Copy every line of the records below word for word, leaving out the pictures.
** start of STORED RECORDS **
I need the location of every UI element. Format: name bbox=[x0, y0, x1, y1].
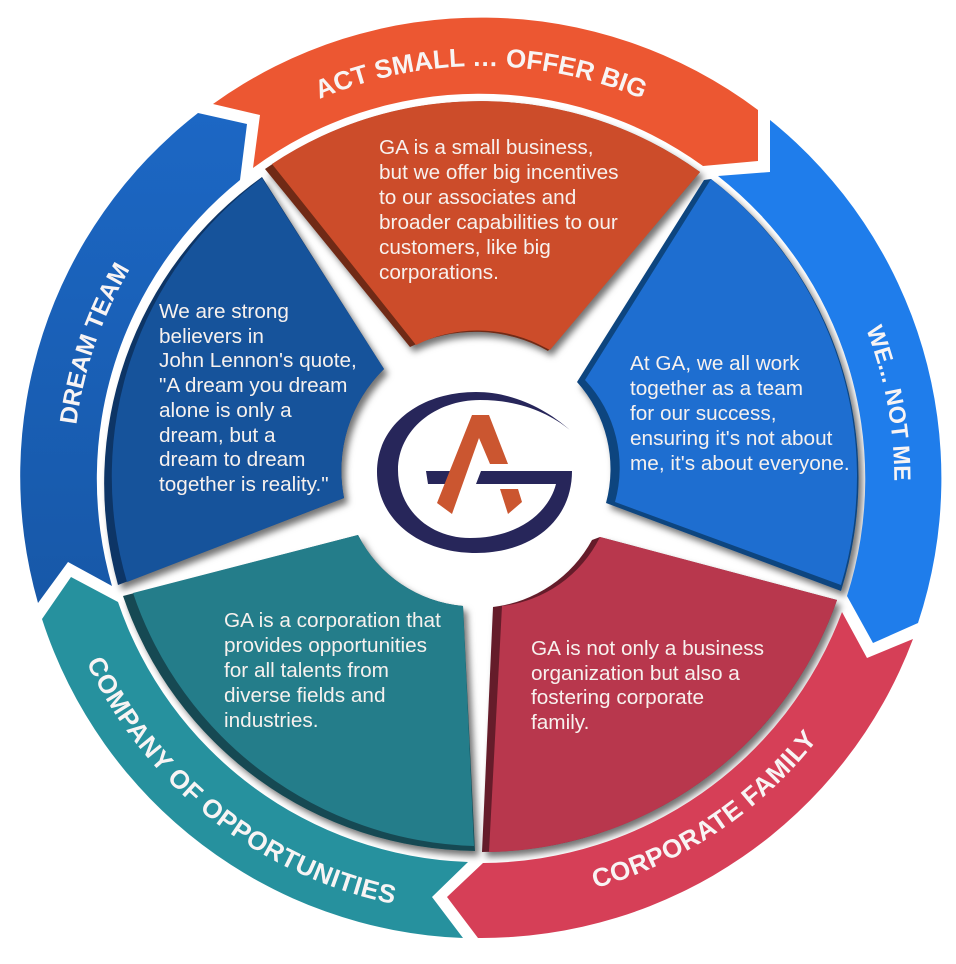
logo: GA bbox=[377, 392, 572, 553]
heading: act small offer big: ACT SMALL … OFFER BIG bbox=[319, 49, 646, 99]
text: company of opportunities description: diverse fields and bbox=[224, 684, 385, 707]
text: dream team description: alone is only a bbox=[159, 399, 292, 422]
text: we not me description: for our success, bbox=[630, 402, 776, 425]
panel: act small offer big bbox=[265, 101, 700, 351]
panel: company of opportunities bbox=[123, 535, 475, 851]
text: we not me description: ensuring it's not about bbox=[630, 427, 833, 450]
text: corporate family description: GA is not only a business bbox=[531, 637, 764, 660]
text: act small description: broader capabilities to our bbox=[379, 211, 618, 234]
heading: corporate family: CORPORATE FAMILY bbox=[592, 728, 814, 886]
text: corporate family description: fostering corporate bbox=[531, 686, 704, 709]
text: corporate family description: family. bbox=[531, 711, 589, 734]
text: company of opportunities description: GA is a corporation that bbox=[224, 609, 441, 632]
text: dream team description: believers in bbox=[159, 325, 264, 348]
text: company of opportunities description: industries. bbox=[224, 709, 319, 732]
text: we not me description: At GA, we all work bbox=[630, 352, 800, 375]
text: act small description: but we offer big incentives bbox=[379, 161, 619, 184]
panel: dream team bbox=[104, 177, 384, 585]
text: act small description: corporations. bbox=[379, 261, 499, 284]
text: act small description: to our associates and bbox=[379, 186, 576, 209]
text: dream team description: We are strong bbox=[159, 300, 289, 323]
text: corporate family description: organization but also a bbox=[531, 662, 740, 685]
text: company of opportunities description: provides opportunities bbox=[224, 634, 427, 657]
text: act small description: GA is a small business, bbox=[379, 136, 594, 159]
heading: dream team: DREAM TEAM bbox=[60, 262, 130, 424]
panel: we not me bbox=[577, 179, 859, 591]
text: act small description: customers, like big bbox=[379, 236, 551, 259]
text: dream team description: dream, but a bbox=[159, 424, 276, 447]
text: we not me description: me, it's about everyone. bbox=[630, 452, 850, 475]
ring segment: act small offer big bbox=[213, 18, 758, 168]
text: dream team description: John Lennon's quote, bbox=[159, 349, 357, 372]
ring segment: we not me bbox=[718, 120, 942, 643]
heading: we not me: WE... NOT ME bbox=[868, 324, 910, 480]
text: we not me description: together as a team bbox=[630, 377, 803, 400]
panel: corporate family bbox=[482, 537, 837, 852]
ring segment: corporate family bbox=[447, 612, 913, 938]
ring segment: dream team bbox=[20, 113, 247, 603]
text: company of opportunities description: for all talents from bbox=[224, 659, 389, 682]
ring segment: company of opportunities bbox=[42, 577, 468, 938]
text: dream team description: dream to dream bbox=[159, 448, 305, 471]
text: dream team description: "A dream you dream bbox=[159, 374, 347, 397]
text: dream team description: together is reality." bbox=[159, 473, 329, 496]
heading: company of opportunities: COMPANY OF OPPORTUNITIES bbox=[89, 658, 396, 903]
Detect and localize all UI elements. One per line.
** end of STORED RECORDS **
ANSWER FOR THIS EXERCISE:
I need the location of every UI element. Format: name bbox=[x0, y0, x1, y1].
logo: GA bbox=[377, 392, 572, 553]
heading: act small offer big: ACT SMALL … OFFER BIG bbox=[319, 49, 646, 99]
text: company of opportunities description: diverse fields and bbox=[224, 684, 385, 707]
text: dream team description: alone is only a bbox=[159, 399, 292, 422]
text: we not me description: for our success, bbox=[630, 402, 776, 425]
panel: act small offer big bbox=[265, 101, 700, 351]
panel: company of opportunities bbox=[123, 535, 475, 851]
text: we not me description: ensuring it's not about bbox=[630, 427, 833, 450]
text: corporate family description: GA is not only a business bbox=[531, 637, 764, 660]
text: act small description: broader capabilities to our bbox=[379, 211, 618, 234]
heading: corporate family: CORPORATE FAMILY bbox=[592, 728, 814, 886]
text: corporate family description: fostering corporate bbox=[531, 686, 704, 709]
text: corporate family description: family. bbox=[531, 711, 589, 734]
text: company of opportunities description: GA is a corporation that bbox=[224, 609, 441, 632]
text: dream team description: believers in bbox=[159, 325, 264, 348]
text: company of opportunities description: industries. bbox=[224, 709, 319, 732]
text: we not me description: At GA, we all work bbox=[630, 352, 800, 375]
text: act small description: but we offer big incentives bbox=[379, 161, 619, 184]
panel: dream team bbox=[104, 177, 384, 585]
text: act small description: corporations. bbox=[379, 261, 499, 284]
text: act small description: to our associates and bbox=[379, 186, 576, 209]
text: dream team description: We are strong bbox=[159, 300, 289, 323]
text: corporate family description: organization but also a bbox=[531, 662, 740, 685]
text: company of opportunities description: provides opportunities bbox=[224, 634, 427, 657]
text: act small description: GA is a small business, bbox=[379, 136, 594, 159]
heading: dream team: DREAM TEAM bbox=[60, 262, 130, 424]
panel: we not me bbox=[577, 179, 859, 591]
text: act small description: customers, like big bbox=[379, 236, 551, 259]
text: dream team description: dream, but a bbox=[159, 424, 276, 447]
text: we not me description: me, it's about everyone. bbox=[630, 452, 850, 475]
ring segment: act small offer big bbox=[213, 18, 758, 168]
text: dream team description: John Lennon's quote, bbox=[159, 349, 357, 372]
ring segment: we not me bbox=[718, 120, 942, 643]
heading: we not me: WE... NOT ME bbox=[868, 324, 910, 480]
text: we not me description: together as a team bbox=[630, 377, 803, 400]
panel: corporate family bbox=[482, 537, 837, 852]
ring segment: corporate family bbox=[447, 612, 913, 938]
ring segment: dream team bbox=[20, 113, 247, 603]
text: company of opportunities description: for all talents from bbox=[224, 659, 389, 682]
ring segment: company of opportunities bbox=[42, 577, 468, 938]
text: dream team description: dream to dream bbox=[159, 448, 305, 471]
text: dream team description: "A dream you dream bbox=[159, 374, 347, 397]
text: dream team description: together is reality." bbox=[159, 473, 329, 496]
heading: company of opportunities: COMPANY OF OPPORTUNITIES bbox=[89, 658, 396, 903]
Detect and localize all UI elements. One per line.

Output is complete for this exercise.